#### [RECORDS TO USE]

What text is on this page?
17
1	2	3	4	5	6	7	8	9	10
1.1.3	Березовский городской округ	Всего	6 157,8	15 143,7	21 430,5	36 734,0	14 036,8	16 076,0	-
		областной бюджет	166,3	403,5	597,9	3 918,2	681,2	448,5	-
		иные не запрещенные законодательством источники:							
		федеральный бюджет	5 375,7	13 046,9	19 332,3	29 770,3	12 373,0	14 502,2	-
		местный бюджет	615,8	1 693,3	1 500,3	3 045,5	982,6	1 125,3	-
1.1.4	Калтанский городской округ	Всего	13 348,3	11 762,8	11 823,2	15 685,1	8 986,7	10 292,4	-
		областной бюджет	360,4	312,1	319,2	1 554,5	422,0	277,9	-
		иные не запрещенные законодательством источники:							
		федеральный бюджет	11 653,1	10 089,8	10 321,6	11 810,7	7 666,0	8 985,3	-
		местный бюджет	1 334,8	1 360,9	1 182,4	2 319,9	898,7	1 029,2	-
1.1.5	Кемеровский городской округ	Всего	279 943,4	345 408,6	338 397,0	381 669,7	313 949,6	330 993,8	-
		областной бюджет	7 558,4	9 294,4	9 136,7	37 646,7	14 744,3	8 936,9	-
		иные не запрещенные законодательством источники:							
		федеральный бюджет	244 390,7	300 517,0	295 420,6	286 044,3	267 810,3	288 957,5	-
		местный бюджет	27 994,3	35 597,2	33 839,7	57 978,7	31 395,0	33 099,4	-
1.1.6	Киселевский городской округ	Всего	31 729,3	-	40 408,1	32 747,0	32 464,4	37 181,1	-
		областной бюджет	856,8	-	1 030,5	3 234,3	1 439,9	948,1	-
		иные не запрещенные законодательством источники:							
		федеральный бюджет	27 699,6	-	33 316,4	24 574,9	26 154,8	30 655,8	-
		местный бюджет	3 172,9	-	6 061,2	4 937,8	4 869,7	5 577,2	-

#### [EXERCISE INSTRUCTIONS]
Show every line from the listing above in which the string "областной" appears.

#### [ANSWER]
		областной бюджет	166,3	403,5	597,9	3 918,2	681,2	448,5	-
		областной бюджет	360,4	312,1	319,2	1 554,5	422,0	277,9	-
		областной бюджет	7 558,4	9 294,4	9 136,7	37 646,7	14 744,3	8 936,9	-
		областной бюджет	856,8	-	1 030,5	3 234,3	1 439,9	948,1	-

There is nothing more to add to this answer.